**DESCRIPTION OF THE TASK**. Output each entry exactly; skip nothing.

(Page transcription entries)
# # #
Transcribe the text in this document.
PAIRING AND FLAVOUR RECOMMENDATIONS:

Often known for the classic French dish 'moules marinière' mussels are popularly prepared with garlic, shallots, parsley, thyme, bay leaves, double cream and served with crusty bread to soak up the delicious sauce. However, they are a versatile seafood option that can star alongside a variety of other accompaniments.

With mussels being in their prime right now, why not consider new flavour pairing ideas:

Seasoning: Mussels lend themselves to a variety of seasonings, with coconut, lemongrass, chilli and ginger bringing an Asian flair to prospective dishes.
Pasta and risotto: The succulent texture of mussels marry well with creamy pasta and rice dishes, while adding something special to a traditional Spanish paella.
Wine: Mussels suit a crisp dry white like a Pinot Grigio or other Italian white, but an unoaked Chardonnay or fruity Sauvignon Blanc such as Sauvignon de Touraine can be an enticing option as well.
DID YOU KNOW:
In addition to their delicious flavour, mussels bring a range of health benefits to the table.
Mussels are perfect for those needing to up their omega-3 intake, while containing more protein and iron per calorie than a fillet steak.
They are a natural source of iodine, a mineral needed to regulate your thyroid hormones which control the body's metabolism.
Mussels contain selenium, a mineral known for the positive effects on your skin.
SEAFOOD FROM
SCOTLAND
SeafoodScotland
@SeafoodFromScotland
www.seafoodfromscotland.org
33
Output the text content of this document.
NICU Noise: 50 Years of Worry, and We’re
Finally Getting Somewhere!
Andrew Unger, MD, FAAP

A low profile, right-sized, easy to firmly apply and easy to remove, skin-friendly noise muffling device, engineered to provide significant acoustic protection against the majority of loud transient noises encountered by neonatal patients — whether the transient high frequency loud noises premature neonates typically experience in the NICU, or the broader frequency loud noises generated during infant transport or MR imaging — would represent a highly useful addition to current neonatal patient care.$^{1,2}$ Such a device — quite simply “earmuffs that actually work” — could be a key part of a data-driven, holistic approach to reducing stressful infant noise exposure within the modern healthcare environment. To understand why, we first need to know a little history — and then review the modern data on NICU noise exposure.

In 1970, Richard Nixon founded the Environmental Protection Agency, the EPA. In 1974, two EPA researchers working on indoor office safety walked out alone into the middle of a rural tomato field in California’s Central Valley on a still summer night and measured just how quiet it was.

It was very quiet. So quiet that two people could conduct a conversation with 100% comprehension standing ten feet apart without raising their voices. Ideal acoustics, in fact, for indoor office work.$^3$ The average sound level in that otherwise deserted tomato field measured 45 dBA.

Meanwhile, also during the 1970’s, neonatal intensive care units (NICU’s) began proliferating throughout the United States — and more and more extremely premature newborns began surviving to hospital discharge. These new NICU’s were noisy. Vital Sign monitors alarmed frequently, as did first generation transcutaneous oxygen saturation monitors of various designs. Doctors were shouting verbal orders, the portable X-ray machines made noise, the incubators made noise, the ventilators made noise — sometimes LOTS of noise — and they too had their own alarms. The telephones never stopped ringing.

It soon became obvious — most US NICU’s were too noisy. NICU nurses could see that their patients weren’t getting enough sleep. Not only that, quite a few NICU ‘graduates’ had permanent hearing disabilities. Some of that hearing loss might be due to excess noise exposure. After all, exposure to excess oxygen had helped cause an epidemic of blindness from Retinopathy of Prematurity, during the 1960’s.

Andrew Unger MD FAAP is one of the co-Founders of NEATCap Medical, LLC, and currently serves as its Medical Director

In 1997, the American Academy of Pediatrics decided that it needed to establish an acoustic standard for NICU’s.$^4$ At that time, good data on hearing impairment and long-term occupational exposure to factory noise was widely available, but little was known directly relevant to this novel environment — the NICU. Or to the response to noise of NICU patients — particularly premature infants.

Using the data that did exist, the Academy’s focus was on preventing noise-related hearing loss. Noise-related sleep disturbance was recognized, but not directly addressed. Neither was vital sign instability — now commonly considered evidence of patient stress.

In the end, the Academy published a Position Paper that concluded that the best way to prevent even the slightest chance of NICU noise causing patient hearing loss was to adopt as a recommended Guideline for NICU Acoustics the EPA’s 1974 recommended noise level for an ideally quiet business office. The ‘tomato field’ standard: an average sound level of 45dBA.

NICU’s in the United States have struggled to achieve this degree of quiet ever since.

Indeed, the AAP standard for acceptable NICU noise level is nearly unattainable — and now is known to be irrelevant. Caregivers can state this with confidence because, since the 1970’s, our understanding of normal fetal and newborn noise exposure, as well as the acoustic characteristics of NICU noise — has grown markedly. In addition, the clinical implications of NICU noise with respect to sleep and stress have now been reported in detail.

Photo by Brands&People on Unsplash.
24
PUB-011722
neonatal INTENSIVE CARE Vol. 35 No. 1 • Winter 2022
# # #
**TASK RESULT**.
Transcribe the text in this document.
PAIRING AND FLAVOUR RECOMMENDATIONS:

Often known for the classic French dish 'moules marinière' mussels are popularly prepared with garlic, shallots, parsley, thyme, bay leaves, double cream and served with crusty bread to soak up the delicious sauce. However, they are a versatile seafood option that can star alongside a variety of other accompaniments.

With mussels being in their prime right now, why not consider new flavour pairing ideas:

Seasoning: Mussels lend themselves to a variety of seasonings, with coconut, lemongrass, chilli and ginger bringing an Asian flair to prospective dishes.
Pasta and risotto: The succulent texture of mussels marry well with creamy pasta and rice dishes, while adding something special to a traditional Spanish paella.
Wine: Mussels suit a crisp dry white like a Pinot Grigio or other Italian white, but an unoaked Chardonnay or fruity Sauvignon Blanc such as Sauvignon de Touraine can be an enticing option as well.
DID YOU KNOW:
In addition to their delicious flavour, mussels bring a range of health benefits to the table.
Mussels are perfect for those needing to up their omega-3 intake, while containing more protein and iron per calorie than a fillet steak.
They are a natural source of iodine, a mineral needed to regulate your thyroid hormones which control the body's metabolism.
Mussels contain selenium, a mineral known for the positive effects on your skin.
SEAFOOD FROM
SCOTLAND
SeafoodScotland
@SeafoodFromScotland
www.seafoodfromscotland.org
33
Output the text content of this document.
NICU Noise: 50 Years of Worry, and We’re
Finally Getting Somewhere!
Andrew Unger, MD, FAAP

A low profile, right-sized, easy to firmly apply and easy to remove, skin-friendly noise muffling device, engineered to provide significant acoustic protection against the majority of loud transient noises encountered by neonatal patients — whether the transient high frequency loud noises premature neonates typically experience in the NICU, or the broader frequency loud noises generated during infant transport or MR imaging — would represent a highly useful addition to current neonatal patient care.$^{1,2}$ Such a device — quite simply “earmuffs that actually work” — could be a key part of a data-driven, holistic approach to reducing stressful infant noise exposure within the modern healthcare environment. To understand why, we first need to know a little history — and then review the modern data on NICU noise exposure.

In 1970, Richard Nixon founded the Environmental Protection Agency, the EPA. In 1974, two EPA researchers working on indoor office safety walked out alone into the middle of a rural tomato field in California’s Central Valley on a still summer night and measured just how quiet it was.

It was very quiet. So quiet that two people could conduct a conversation with 100% comprehension standing ten feet apart without raising their voices. Ideal acoustics, in fact, for indoor office work.$^3$ The average sound level in that otherwise deserted tomato field measured 45 dBA.

Meanwhile, also during the 1970’s, neonatal intensive care units (NICU’s) began proliferating throughout the United States — and more and more extremely premature newborns began surviving to hospital discharge. These new NICU’s were noisy. Vital Sign monitors alarmed frequently, as did first generation transcutaneous oxygen saturation monitors of various designs. Doctors were shouting verbal orders, the portable X-ray machines made noise, the incubators made noise, the ventilators made noise — sometimes LOTS of noise — and they too had their own alarms. The telephones never stopped ringing.

It soon became obvious — most US NICU’s were too noisy. NICU nurses could see that their patients weren’t getting enough sleep. Not only that, quite a few NICU ‘graduates’ had permanent hearing disabilities. Some of that hearing loss might be due to excess noise exposure. After all, exposure to excess oxygen had helped cause an epidemic of blindness from Retinopathy of Prematurity, during the 1960’s.

Andrew Unger MD FAAP is one of the co-Founders of NEATCap Medical, LLC, and currently serves as its Medical Director

In 1997, the American Academy of Pediatrics decided that it needed to establish an acoustic standard for NICU’s.$^4$ At that time, good data on hearing impairment and long-term occupational exposure to factory noise was widely available, but little was known directly relevant to this novel environment — the NICU. Or to the response to noise of NICU patients — particularly premature infants.

Using the data that did exist, the Academy’s focus was on preventing noise-related hearing loss. Noise-related sleep disturbance was recognized, but not directly addressed. Neither was vital sign instability — now commonly considered evidence of patient stress.

In the end, the Academy published a Position Paper that concluded that the best way to prevent even the slightest chance of NICU noise causing patient hearing loss was to adopt as a recommended Guideline for NICU Acoustics the EPA’s 1974 recommended noise level for an ideally quiet business office. The ‘tomato field’ standard: an average sound level of 45dBA.

NICU’s in the United States have struggled to achieve this degree of quiet ever since.

Indeed, the AAP standard for acceptable NICU noise level is nearly unattainable — and now is known to be irrelevant. Caregivers can state this with confidence because, since the 1970’s, our understanding of normal fetal and newborn noise exposure, as well as the acoustic characteristics of NICU noise — has grown markedly. In addition, the clinical implications of NICU noise with respect to sleep and stress have now been reported in detail.

Photo by Brands&People on Unsplash.
24
PUB-011722
neonatal INTENSIVE CARE Vol. 35 No. 1 • Winter 2022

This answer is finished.